(Saved entries)
• • • •

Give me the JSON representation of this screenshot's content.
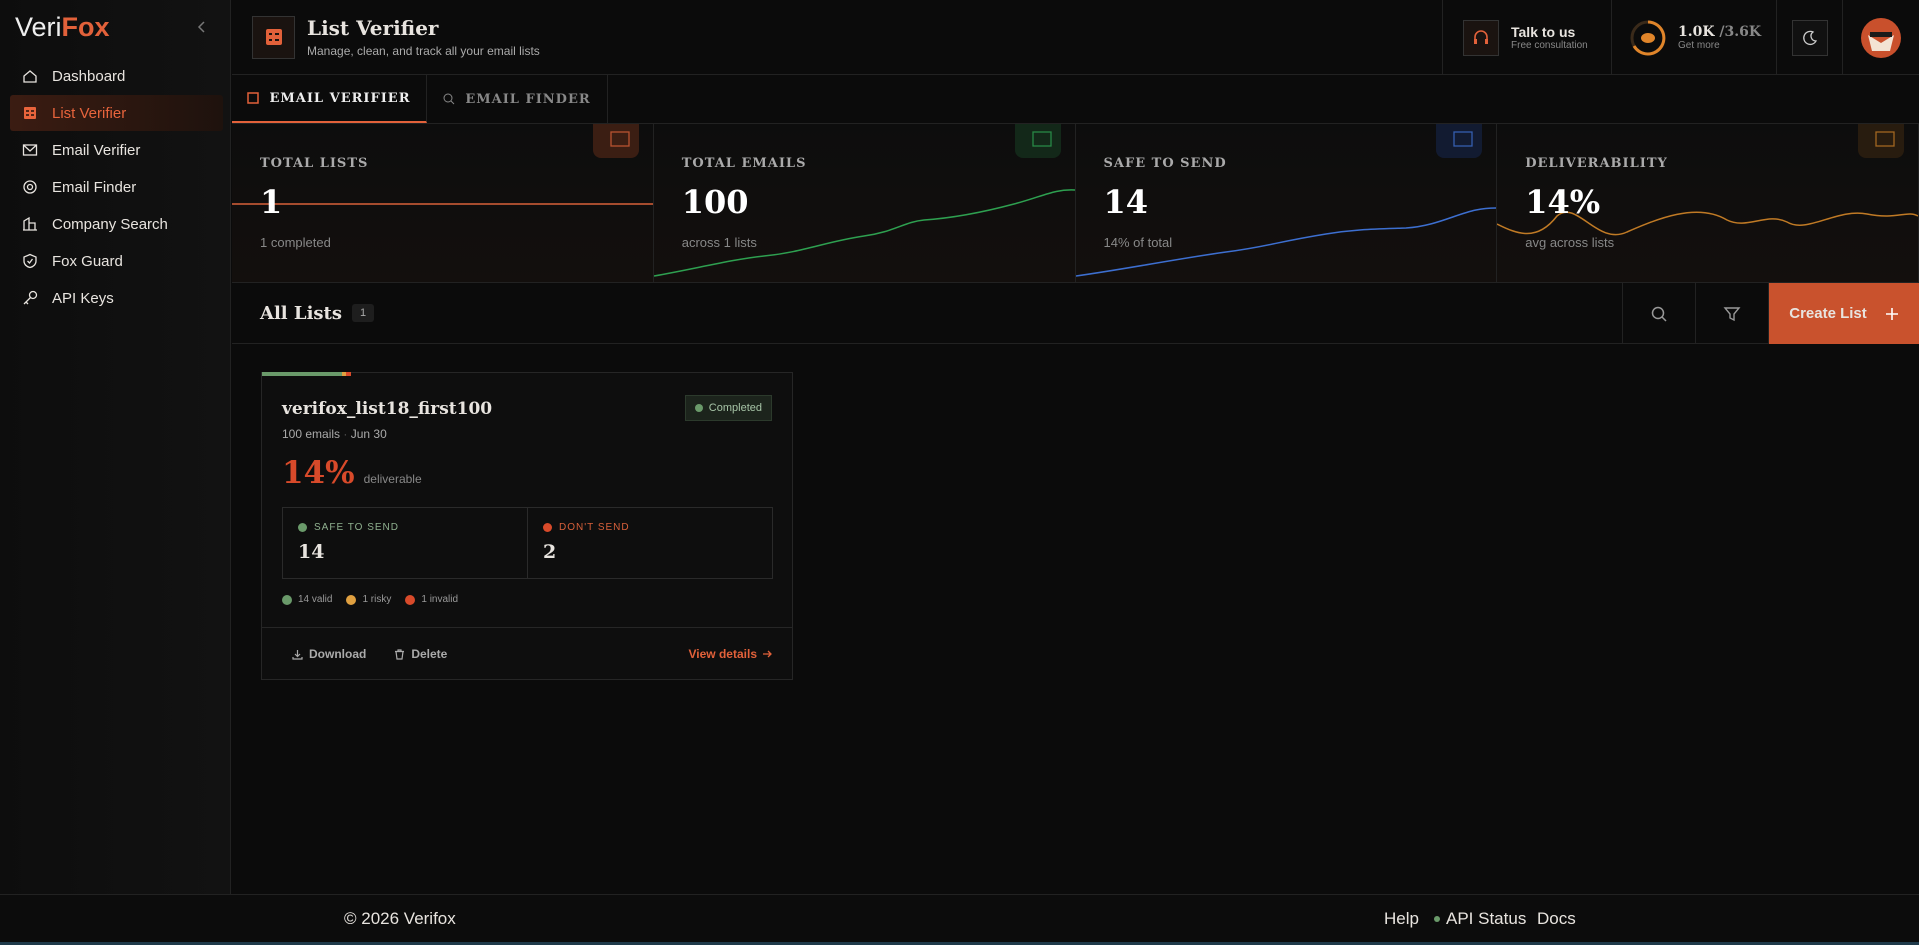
{
  "sidebar": {
    "logo": {
      "part1": "Veri",
      "part2": "Fox"
    },
    "nav": [
      "Dashboard",
      "List Verifier",
      "Email Verifier",
      "Email Finder",
      "Company Search",
      "Fox Guard",
      "API Keys"
    ]
  },
  "header": {
    "title": "List Verifier",
    "subtitle": "Manage, clean, and track all your email lists",
    "talk": {
      "title": "Talk to us",
      "subtitle": "Free consultation"
    },
    "credits": {
      "used": "1.0K",
      "total": "/3.6K",
      "action": "Get more"
    }
  },
  "tabs": [
    "EMAIL VERIFIER",
    "EMAIL FINDER"
  ],
  "stats": [
    {
      "label": "TOTAL LISTS",
      "value": "1",
      "sub": "1 completed"
    },
    {
      "label": "TOTAL EMAILS",
      "value": "100",
      "sub": "across 1 lists"
    },
    {
      "label": "SAFE TO SEND",
      "value": "14",
      "sub": "14% of total"
    },
    {
      "label": "DELIVERABILITY",
      "value": "14%",
      "sub": "avg across lists"
    }
  ],
  "lists": {
    "title": "All Lists",
    "count": "1",
    "create": "Create List"
  },
  "card": {
    "name": "verifox_list18_first100",
    "emails": "100 emails",
    "date": "Jun 30",
    "status": "Completed",
    "percent": "14%",
    "percent_label": "deliverable",
    "safe": {
      "label": "SAFE TO SEND",
      "value": "14"
    },
    "dont": {
      "label": "DON'T SEND",
      "value": "2"
    },
    "legend": [
      "14 valid",
      "1 risky",
      "1 invalid"
    ],
    "actions": [
      "Download",
      "Delete",
      "View details"
    ]
  },
  "footer": {
    "copyright": "© 2026 Verifox",
    "links": [
      "Help",
      "API Status",
      "Docs"
    ]
  }
}
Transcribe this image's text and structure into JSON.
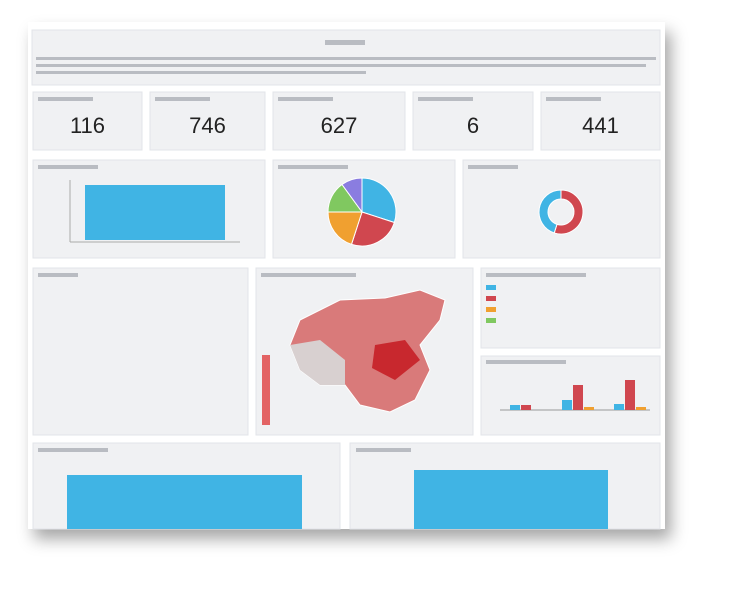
{
  "kpis": [
    {
      "value": 116
    },
    {
      "value": 746
    },
    {
      "value": 627
    },
    {
      "value": 6
    },
    {
      "value": 441
    }
  ],
  "pie": {
    "type": "pie",
    "values": [
      30,
      25,
      20,
      15,
      10
    ],
    "colors": [
      "#40b4e4",
      "#d0474f",
      "#f0a030",
      "#80c860",
      "#8a7de0"
    ]
  },
  "donut": {
    "type": "pie",
    "values": [
      55,
      45
    ],
    "colors": [
      "#d0474f",
      "#40b4e4"
    ]
  },
  "grouped": {
    "type": "bar",
    "ylim": [
      0,
      40
    ],
    "series": [
      {
        "color": "#40b4e4",
        "values": [
          5,
          10,
          6
        ]
      },
      {
        "color": "#d0474f",
        "values": [
          5,
          25,
          30
        ]
      },
      {
        "color": "#f0a030",
        "values": [
          0,
          3,
          3
        ]
      }
    ]
  }
}
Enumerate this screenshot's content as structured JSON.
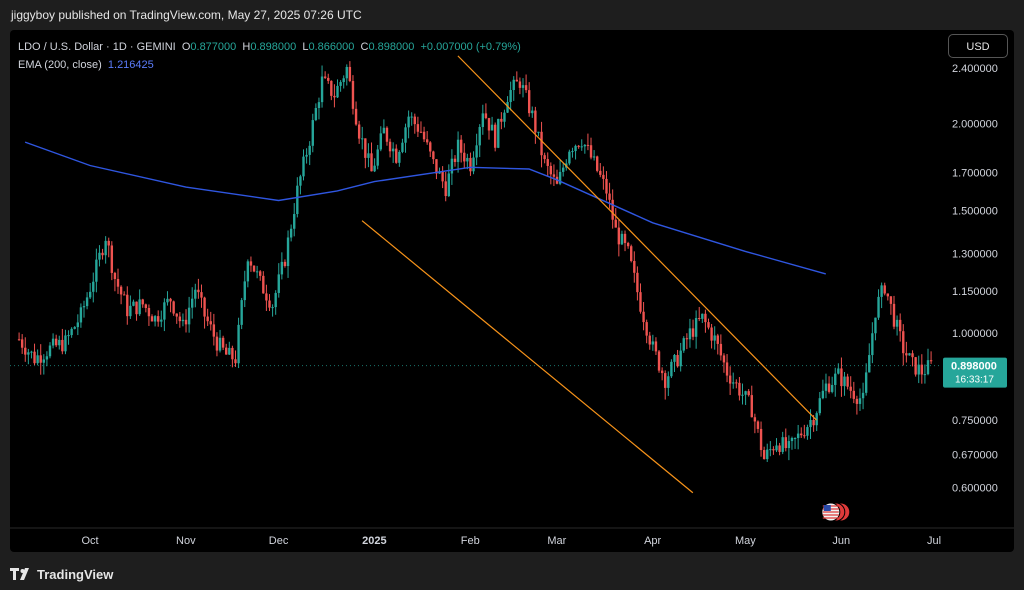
{
  "header": {
    "publish_text": "jiggyboy published on TradingView.com, May 27, 2025 07:26 UTC"
  },
  "legend": {
    "symbol": "LDO / U.S. Dollar · 1D · GEMINI",
    "open_label": "O",
    "open": "0.877000",
    "high_label": "H",
    "high": "0.898000",
    "low_label": "L",
    "low": "0.866000",
    "close_label": "C",
    "close": "0.898000",
    "change": "+0.007000 (+0.79%)",
    "ema_label": "EMA (200, close)",
    "ema_value": "1.216425"
  },
  "toolbar": {
    "currency": "USD"
  },
  "footer": {
    "brand": "TradingView",
    "logo_icon": "tradingview-logo-icon"
  },
  "colors": {
    "up": "#26a69a",
    "down": "#ef5350",
    "ema": "#2f56e0",
    "channel": "#f7931a",
    "price_label_bg": "#26a69a"
  },
  "chart_data": {
    "type": "candlestick",
    "price_scale": "log",
    "x": [
      "Oct",
      "Nov",
      "Dec",
      "2025",
      "Feb",
      "Mar",
      "Apr",
      "May",
      "Jun",
      "Jul"
    ],
    "y_ticks": [
      "2.400000",
      "2.000000",
      "1.700000",
      "1.500000",
      "1.300000",
      "1.150000",
      "1.000000",
      "0.750000",
      "0.670000",
      "0.600000"
    ],
    "last_price": "0.898000",
    "countdown": "16:33:17",
    "ylim": [
      0.55,
      2.6
    ],
    "series": [
      {
        "name": "EMA (200, close)",
        "type": "line",
        "points": [
          [
            "Sep 10",
            1.88
          ],
          [
            "Oct 1",
            1.74
          ],
          [
            "Nov 1",
            1.62
          ],
          [
            "Dec 1",
            1.55
          ],
          [
            "Dec 20",
            1.6
          ],
          [
            "2025",
            1.65
          ],
          [
            "Feb 1",
            1.73
          ],
          [
            "Feb 20",
            1.72
          ],
          [
            "Mar 1",
            1.66
          ],
          [
            "Apr 1",
            1.44
          ],
          [
            "May 1",
            1.31
          ],
          [
            "May 27",
            1.216
          ]
        ]
      },
      {
        "name": "close",
        "type": "candles",
        "closes": [
          [
            0,
            0.98
          ],
          [
            5,
            0.92
          ],
          [
            10,
            0.95
          ],
          [
            15,
            0.97
          ],
          [
            20,
            1.06
          ],
          [
            25,
            1.24
          ],
          [
            28,
            1.38
          ],
          [
            31,
            1.2
          ],
          [
            35,
            1.08
          ],
          [
            40,
            1.1
          ],
          [
            44,
            1.05
          ],
          [
            49,
            1.12
          ],
          [
            53,
            1.02
          ],
          [
            57,
            1.16
          ],
          [
            60,
            1.06
          ],
          [
            64,
            0.97
          ],
          [
            67,
            0.93
          ],
          [
            70,
            0.92
          ],
          [
            74,
            1.3
          ],
          [
            78,
            1.18
          ],
          [
            82,
            1.1
          ],
          [
            86,
            1.28
          ],
          [
            90,
            1.6
          ],
          [
            94,
            1.9
          ],
          [
            98,
            2.3
          ],
          [
            102,
            2.2
          ],
          [
            106,
            2.4
          ],
          [
            110,
            1.95
          ],
          [
            114,
            1.7
          ],
          [
            118,
            1.95
          ],
          [
            122,
            1.8
          ],
          [
            126,
            2.05
          ],
          [
            130,
            1.95
          ],
          [
            134,
            1.75
          ],
          [
            138,
            1.62
          ],
          [
            142,
            1.85
          ],
          [
            146,
            1.75
          ],
          [
            150,
            2.1
          ],
          [
            154,
            1.9
          ],
          [
            158,
            2.2
          ],
          [
            162,
            2.3
          ],
          [
            166,
            2.05
          ],
          [
            170,
            1.75
          ],
          [
            174,
            1.62
          ],
          [
            178,
            1.85
          ],
          [
            182,
            1.9
          ],
          [
            186,
            1.75
          ],
          [
            190,
            1.6
          ],
          [
            193,
            1.4
          ],
          [
            197,
            1.3
          ],
          [
            201,
            1.1
          ],
          [
            205,
            0.95
          ],
          [
            209,
            0.86
          ],
          [
            213,
            0.92
          ],
          [
            217,
            1.0
          ],
          [
            221,
            1.05
          ],
          [
            225,
            0.98
          ],
          [
            229,
            0.88
          ],
          [
            233,
            0.83
          ],
          [
            237,
            0.78
          ],
          [
            241,
            0.66
          ],
          [
            245,
            0.7
          ],
          [
            249,
            0.68
          ],
          [
            253,
            0.72
          ],
          [
            257,
            0.76
          ],
          [
            261,
            0.84
          ],
          [
            265,
            0.87
          ],
          [
            269,
            0.83
          ],
          [
            273,
            0.8
          ],
          [
            277,
            1.08
          ],
          [
            280,
            1.17
          ],
          [
            283,
            1.05
          ],
          [
            286,
            0.95
          ],
          [
            289,
            0.9
          ],
          [
            292,
            0.88
          ],
          [
            295,
            0.898
          ]
        ],
        "day_axis": "days since Sep 10, 2024"
      },
      {
        "name": "channel_upper",
        "type": "trendline",
        "points": [
          [
            "Jan 28",
            2.5
          ],
          [
            "May 24",
            0.75
          ]
        ]
      },
      {
        "name": "channel_lower",
        "type": "trendline",
        "points": [
          [
            "Dec 28",
            1.45
          ],
          [
            "Apr 14",
            0.59
          ]
        ]
      }
    ]
  }
}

• • • •

The lines to collect are those holding the string "subtitle"; copy them all.

(WRITTEN ANSWER):
    "subtitle": "Manage, clean, and track all your email lists",
      "subtitle": "Free consultation"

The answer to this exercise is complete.